Search the data for the word "Version" and copy every line where it occurs.

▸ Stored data
------------------------------------------------------------
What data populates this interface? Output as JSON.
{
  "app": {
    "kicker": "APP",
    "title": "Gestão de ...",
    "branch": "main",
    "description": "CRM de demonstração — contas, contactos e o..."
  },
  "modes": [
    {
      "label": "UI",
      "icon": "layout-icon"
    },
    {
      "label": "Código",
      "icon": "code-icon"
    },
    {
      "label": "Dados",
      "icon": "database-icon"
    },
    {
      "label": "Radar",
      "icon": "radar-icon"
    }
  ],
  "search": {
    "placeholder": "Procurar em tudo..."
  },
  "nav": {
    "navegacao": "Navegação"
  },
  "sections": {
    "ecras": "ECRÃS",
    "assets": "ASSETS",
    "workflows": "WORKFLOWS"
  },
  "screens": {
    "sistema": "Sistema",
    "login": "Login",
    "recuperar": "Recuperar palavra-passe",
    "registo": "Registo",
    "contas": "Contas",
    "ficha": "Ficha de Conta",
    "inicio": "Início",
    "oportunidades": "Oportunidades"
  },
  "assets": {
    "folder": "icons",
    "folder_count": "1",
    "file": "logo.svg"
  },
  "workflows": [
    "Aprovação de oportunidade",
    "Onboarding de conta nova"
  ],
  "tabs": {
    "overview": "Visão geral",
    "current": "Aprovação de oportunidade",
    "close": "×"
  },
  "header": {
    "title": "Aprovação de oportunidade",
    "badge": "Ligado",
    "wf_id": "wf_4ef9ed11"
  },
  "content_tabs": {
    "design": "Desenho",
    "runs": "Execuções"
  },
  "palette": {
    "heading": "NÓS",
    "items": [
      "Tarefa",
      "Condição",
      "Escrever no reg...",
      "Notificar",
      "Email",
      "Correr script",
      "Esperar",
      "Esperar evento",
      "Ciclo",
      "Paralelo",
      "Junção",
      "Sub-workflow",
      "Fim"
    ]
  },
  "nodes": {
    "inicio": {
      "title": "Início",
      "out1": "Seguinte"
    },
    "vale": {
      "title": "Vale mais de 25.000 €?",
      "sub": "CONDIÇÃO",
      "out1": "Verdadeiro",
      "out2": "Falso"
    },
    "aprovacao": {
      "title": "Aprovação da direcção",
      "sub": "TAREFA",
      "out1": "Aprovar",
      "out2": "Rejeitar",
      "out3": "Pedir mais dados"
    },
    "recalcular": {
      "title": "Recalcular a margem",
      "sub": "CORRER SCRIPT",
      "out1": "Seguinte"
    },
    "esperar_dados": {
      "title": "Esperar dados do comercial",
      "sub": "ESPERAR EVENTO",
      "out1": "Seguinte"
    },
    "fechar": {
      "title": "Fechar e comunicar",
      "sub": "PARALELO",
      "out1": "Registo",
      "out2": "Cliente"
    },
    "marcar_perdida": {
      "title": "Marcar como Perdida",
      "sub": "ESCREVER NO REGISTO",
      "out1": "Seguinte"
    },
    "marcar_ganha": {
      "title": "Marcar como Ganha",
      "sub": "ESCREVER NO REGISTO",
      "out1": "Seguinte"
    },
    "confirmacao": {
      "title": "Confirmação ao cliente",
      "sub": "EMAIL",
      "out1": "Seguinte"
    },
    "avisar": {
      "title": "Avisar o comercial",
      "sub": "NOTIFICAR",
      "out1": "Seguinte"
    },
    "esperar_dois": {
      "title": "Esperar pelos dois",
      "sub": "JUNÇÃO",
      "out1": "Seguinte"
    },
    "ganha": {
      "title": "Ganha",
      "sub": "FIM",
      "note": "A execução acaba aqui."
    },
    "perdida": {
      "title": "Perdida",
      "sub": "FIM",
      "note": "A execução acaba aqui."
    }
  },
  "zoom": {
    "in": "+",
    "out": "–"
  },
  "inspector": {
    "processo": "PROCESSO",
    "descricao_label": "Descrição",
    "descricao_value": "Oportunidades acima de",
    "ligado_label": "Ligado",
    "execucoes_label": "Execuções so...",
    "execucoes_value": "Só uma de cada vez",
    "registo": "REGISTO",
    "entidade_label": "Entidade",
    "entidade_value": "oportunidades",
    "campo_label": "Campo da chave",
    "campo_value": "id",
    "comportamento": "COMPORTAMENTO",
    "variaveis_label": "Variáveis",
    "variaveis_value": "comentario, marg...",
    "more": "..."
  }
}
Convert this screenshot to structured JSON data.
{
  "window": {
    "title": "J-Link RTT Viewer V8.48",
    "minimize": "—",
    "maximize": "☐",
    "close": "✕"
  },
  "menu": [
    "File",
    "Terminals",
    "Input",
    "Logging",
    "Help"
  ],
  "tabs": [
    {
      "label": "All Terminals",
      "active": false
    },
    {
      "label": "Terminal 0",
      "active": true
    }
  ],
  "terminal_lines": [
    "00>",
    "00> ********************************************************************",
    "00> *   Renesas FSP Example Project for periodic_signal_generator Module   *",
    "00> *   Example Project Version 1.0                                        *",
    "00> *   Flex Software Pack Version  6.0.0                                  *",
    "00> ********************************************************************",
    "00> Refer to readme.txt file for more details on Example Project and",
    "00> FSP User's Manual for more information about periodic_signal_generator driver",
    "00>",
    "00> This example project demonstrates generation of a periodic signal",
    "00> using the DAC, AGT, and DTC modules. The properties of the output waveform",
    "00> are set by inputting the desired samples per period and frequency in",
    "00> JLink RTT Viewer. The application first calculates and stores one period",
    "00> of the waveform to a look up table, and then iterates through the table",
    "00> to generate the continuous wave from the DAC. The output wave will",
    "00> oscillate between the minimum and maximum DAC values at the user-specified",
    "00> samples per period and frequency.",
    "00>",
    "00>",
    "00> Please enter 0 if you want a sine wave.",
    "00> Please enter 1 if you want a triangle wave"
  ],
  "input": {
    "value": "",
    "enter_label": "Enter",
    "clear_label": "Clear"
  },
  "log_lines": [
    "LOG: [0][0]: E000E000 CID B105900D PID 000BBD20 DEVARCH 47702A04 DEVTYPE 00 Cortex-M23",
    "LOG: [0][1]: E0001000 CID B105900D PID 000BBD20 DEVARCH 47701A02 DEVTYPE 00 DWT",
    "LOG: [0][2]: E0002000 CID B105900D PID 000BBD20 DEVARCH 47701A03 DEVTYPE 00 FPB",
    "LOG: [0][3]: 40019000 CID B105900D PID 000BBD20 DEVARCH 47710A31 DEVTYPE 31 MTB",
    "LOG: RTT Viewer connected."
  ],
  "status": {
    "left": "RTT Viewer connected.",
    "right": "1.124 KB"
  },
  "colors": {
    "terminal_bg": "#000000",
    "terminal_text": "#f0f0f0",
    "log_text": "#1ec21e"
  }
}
------------------------------------------------------------
▸ The answer
    "00> *   Example Project Version 1.0                                        *",
    "00> *   Flex Software Pack Version  6.0.0                                  *",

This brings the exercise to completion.